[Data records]

————————

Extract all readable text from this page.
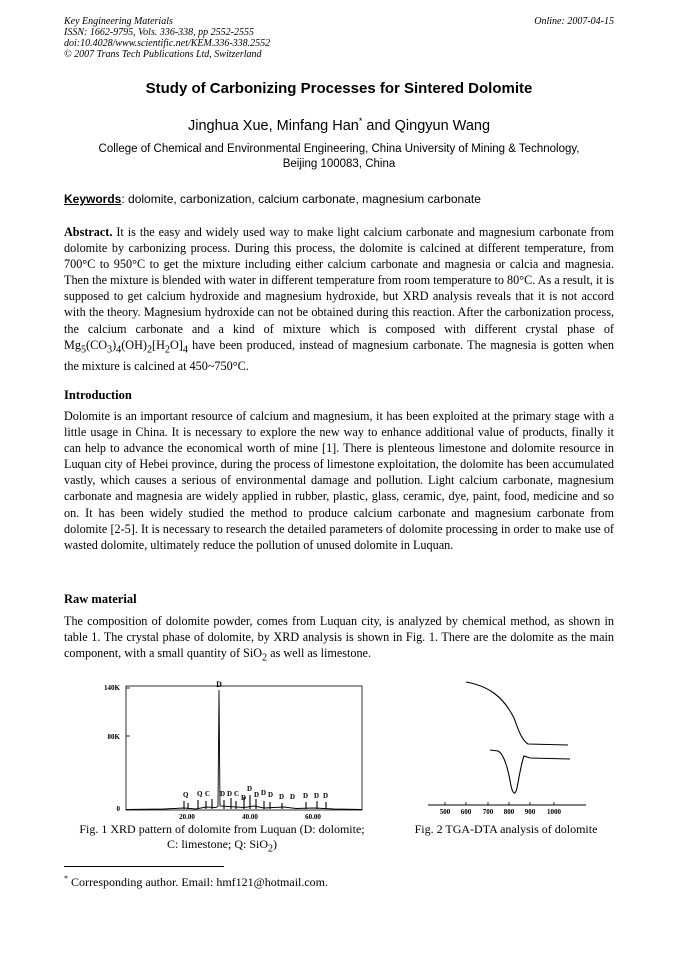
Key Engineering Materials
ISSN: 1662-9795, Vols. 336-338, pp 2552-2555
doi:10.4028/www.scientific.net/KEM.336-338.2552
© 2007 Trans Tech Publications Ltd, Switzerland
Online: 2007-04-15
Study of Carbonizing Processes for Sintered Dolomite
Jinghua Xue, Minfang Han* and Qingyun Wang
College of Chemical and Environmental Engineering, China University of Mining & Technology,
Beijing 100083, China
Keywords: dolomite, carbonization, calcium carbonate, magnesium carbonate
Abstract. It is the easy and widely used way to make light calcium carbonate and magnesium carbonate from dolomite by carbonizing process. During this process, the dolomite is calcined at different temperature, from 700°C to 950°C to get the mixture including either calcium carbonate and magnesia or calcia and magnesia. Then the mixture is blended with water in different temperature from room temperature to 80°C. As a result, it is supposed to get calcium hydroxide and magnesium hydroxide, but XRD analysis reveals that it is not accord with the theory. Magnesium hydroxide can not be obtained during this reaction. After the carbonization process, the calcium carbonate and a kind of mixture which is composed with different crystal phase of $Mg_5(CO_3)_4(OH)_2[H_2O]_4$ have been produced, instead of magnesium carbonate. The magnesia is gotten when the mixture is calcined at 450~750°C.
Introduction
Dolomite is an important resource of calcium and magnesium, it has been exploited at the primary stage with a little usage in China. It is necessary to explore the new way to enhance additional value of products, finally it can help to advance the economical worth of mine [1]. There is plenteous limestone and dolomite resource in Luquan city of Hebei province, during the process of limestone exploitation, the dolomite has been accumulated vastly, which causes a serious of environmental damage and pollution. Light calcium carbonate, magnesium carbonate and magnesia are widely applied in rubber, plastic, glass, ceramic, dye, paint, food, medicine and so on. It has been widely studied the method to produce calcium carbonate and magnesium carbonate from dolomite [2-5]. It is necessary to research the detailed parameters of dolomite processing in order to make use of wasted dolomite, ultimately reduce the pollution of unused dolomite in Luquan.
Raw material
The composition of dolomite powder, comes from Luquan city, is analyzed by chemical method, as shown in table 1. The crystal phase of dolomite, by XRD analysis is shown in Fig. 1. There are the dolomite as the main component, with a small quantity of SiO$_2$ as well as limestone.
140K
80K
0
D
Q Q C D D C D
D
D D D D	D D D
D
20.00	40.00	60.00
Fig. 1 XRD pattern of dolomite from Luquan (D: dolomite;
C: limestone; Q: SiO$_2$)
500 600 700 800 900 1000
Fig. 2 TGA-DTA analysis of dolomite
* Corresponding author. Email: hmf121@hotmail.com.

————————

* WHAT NEEDS TO BE DONE: Return the whole listing, word for word, and leave out every picture.

* RESPONSE BELOW:
Extract all readable text from this page.
Key Engineering Materials
ISSN: 1662-9795, Vols. 336-338, pp 2552-2555
doi:10.4028/www.scientific.net/KEM.336-338.2552
© 2007 Trans Tech Publications Ltd, Switzerland
Online: 2007-04-15
Study of Carbonizing Processes for Sintered Dolomite
Jinghua Xue, Minfang Han* and Qingyun Wang
College of Chemical and Environmental Engineering, China University of Mining & Technology,
Beijing 100083, China
Keywords: dolomite, carbonization, calcium carbonate, magnesium carbonate
Abstract. It is the easy and widely used way to make light calcium carbonate and magnesium carbonate from dolomite by carbonizing process. During this process, the dolomite is calcined at different temperature, from 700°C to 950°C to get the mixture including either calcium carbonate and magnesia or calcia and magnesia. Then the mixture is blended with water in different temperature from room temperature to 80°C. As a result, it is supposed to get calcium hydroxide and magnesium hydroxide, but XRD analysis reveals that it is not accord with the theory. Magnesium hydroxide can not be obtained during this reaction. After the carbonization process, the calcium carbonate and a kind of mixture which is composed with different crystal phase of $Mg_5(CO_3)_4(OH)_2[H_2O]_4$ have been produced, instead of magnesium carbonate. The magnesia is gotten when the mixture is calcined at 450~750°C.
Introduction
Dolomite is an important resource of calcium and magnesium, it has been exploited at the primary stage with a little usage in China. It is necessary to explore the new way to enhance additional value of products, finally it can help to advance the economical worth of mine [1]. There is plenteous limestone and dolomite resource in Luquan city of Hebei province, during the process of limestone exploitation, the dolomite has been accumulated vastly, which causes a serious of environmental damage and pollution. Light calcium carbonate, magnesium carbonate and magnesia are widely applied in rubber, plastic, glass, ceramic, dye, paint, food, medicine and so on. It has been widely studied the method to produce calcium carbonate and magnesium carbonate from dolomite [2-5]. It is necessary to research the detailed parameters of dolomite processing in order to make use of wasted dolomite, ultimately reduce the pollution of unused dolomite in Luquan.
Raw material
The composition of dolomite powder, comes from Luquan city, is analyzed by chemical method, as shown in table 1. The crystal phase of dolomite, by XRD analysis is shown in Fig. 1. There are the dolomite as the main component, with a small quantity of SiO$_2$ as well as limestone.
140K
80K
0
D
Q Q C D D C D
D
D D D D	D D D
D
20.00	40.00	60.00
Fig. 1 XRD pattern of dolomite from Luquan (D: dolomite;
C: limestone; Q: SiO$_2$)
500 600 700 800 900 1000
Fig. 2 TGA-DTA analysis of dolomite
* Corresponding author. Email: hmf121@hotmail.com.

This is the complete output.